(Collected data)
----------
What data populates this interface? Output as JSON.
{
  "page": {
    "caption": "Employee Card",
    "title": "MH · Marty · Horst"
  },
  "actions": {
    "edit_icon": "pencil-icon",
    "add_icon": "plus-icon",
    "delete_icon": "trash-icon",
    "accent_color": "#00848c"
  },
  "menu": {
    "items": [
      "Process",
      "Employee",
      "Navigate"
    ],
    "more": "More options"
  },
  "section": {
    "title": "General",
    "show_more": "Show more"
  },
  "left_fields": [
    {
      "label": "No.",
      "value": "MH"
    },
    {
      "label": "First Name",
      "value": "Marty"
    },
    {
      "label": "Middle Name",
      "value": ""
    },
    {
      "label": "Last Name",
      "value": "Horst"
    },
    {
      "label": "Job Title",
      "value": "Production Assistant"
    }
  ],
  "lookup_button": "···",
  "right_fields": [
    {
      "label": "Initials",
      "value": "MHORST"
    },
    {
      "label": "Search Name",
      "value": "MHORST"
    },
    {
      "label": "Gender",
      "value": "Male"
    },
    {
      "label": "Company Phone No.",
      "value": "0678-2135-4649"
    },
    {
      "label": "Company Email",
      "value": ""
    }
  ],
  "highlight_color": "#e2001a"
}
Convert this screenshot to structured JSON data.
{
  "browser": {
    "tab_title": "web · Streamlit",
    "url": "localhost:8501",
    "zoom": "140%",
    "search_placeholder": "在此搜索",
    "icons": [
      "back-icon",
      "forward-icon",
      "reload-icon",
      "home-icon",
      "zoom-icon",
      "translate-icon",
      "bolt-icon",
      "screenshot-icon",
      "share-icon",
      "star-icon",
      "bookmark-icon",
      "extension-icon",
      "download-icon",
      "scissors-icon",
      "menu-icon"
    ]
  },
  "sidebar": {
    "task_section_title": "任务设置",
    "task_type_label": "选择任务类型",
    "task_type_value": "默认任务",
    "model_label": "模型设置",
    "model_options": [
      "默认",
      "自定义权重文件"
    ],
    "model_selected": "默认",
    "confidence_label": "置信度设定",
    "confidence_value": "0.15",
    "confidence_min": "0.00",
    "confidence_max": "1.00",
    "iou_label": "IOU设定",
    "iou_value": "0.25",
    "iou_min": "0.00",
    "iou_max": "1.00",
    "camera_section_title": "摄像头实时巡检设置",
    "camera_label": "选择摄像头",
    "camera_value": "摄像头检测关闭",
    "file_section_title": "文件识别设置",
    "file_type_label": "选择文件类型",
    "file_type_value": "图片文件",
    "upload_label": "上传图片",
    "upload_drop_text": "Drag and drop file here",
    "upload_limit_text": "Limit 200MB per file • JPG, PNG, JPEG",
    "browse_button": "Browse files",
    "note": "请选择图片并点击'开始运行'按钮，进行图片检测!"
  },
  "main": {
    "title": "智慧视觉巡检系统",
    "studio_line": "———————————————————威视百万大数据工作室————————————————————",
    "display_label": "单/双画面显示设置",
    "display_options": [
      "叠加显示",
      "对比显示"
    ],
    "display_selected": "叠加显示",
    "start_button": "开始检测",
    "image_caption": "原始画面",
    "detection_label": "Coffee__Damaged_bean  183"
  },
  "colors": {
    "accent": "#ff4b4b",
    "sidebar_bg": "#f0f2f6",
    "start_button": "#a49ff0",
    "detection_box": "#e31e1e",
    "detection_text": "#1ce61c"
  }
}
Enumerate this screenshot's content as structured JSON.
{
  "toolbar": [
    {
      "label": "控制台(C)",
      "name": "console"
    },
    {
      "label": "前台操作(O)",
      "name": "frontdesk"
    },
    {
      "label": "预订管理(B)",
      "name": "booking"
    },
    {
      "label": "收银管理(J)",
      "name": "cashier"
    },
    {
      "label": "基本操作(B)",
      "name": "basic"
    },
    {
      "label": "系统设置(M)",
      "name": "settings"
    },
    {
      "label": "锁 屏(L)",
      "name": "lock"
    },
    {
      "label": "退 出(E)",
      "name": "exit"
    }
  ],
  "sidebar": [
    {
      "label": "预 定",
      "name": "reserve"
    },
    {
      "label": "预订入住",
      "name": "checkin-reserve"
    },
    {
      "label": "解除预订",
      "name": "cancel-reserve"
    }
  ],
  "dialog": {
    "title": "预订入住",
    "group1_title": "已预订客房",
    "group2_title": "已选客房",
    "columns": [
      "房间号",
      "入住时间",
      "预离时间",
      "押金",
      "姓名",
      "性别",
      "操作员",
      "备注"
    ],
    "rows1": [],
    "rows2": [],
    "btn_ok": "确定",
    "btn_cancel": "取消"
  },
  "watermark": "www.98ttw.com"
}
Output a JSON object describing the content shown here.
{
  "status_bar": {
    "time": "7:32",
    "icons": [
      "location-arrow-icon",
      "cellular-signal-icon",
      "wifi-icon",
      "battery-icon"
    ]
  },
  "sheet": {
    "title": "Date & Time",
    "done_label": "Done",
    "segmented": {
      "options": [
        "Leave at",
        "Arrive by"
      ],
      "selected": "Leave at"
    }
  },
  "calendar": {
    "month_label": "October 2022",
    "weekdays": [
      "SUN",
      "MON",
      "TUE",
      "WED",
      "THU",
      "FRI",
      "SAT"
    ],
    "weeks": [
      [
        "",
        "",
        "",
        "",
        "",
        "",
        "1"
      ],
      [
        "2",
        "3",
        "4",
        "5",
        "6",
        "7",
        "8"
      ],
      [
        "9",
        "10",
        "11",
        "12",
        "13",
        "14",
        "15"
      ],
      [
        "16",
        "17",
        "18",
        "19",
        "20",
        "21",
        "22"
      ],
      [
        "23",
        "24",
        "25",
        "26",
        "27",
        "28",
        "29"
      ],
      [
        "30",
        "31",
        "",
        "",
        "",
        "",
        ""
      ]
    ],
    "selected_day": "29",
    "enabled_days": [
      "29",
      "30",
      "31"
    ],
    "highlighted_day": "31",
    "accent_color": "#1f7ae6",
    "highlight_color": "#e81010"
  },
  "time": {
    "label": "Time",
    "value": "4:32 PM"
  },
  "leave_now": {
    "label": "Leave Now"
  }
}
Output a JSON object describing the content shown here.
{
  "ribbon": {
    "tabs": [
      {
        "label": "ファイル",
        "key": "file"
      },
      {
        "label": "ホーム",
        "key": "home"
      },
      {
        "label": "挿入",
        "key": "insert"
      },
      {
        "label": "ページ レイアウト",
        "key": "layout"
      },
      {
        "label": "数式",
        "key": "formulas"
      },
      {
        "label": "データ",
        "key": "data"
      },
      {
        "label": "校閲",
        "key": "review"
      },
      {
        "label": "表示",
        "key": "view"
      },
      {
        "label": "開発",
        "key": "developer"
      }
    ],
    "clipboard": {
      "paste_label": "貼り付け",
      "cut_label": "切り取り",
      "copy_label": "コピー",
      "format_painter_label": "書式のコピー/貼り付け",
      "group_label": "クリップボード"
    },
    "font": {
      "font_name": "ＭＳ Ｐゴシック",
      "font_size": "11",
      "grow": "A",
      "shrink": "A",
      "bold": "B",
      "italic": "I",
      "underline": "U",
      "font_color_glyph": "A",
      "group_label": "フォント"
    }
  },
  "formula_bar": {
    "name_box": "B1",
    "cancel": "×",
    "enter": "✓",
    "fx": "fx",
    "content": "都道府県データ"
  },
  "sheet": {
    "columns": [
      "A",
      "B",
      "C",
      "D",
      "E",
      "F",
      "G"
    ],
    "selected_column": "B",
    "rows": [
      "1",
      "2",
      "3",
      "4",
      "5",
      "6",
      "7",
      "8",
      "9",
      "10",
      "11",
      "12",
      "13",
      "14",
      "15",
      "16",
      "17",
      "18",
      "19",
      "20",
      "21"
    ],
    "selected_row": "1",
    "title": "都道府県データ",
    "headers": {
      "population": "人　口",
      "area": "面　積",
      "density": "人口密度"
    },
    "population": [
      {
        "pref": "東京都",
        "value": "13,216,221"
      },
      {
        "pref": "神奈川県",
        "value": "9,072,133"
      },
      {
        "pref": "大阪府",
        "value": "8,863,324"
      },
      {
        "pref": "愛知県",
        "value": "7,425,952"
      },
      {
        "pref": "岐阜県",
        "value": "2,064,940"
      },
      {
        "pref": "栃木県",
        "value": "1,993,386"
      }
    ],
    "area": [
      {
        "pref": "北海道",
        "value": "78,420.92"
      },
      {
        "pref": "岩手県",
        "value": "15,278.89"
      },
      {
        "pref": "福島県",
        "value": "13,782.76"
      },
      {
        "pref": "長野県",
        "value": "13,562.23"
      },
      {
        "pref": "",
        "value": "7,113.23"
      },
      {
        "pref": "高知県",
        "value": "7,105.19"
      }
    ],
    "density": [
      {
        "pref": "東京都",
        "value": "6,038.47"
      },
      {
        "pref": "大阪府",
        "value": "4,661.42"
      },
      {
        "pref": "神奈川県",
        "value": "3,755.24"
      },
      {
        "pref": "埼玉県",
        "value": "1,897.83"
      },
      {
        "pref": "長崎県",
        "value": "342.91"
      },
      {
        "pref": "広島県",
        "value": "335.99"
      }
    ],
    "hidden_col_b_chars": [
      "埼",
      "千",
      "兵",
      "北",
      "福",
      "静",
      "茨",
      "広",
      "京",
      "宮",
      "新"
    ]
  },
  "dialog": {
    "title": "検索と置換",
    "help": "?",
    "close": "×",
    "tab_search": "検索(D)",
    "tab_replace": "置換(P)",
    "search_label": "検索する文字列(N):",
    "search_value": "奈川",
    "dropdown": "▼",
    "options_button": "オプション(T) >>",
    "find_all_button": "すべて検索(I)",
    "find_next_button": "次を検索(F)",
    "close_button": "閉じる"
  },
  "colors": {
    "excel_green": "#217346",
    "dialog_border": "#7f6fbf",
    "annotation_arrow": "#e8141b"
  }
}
----------
### Instructions for the task
Report every line containing the word "JSON" from the listing above.

### Task answer
What data populates this interface? Output as JSON.
Convert this screenshot to structured JSON data.
Enumerate this screenshot's content as structured JSON.
Output a JSON object describing the content shown here.
Output a JSON object describing the content shown here.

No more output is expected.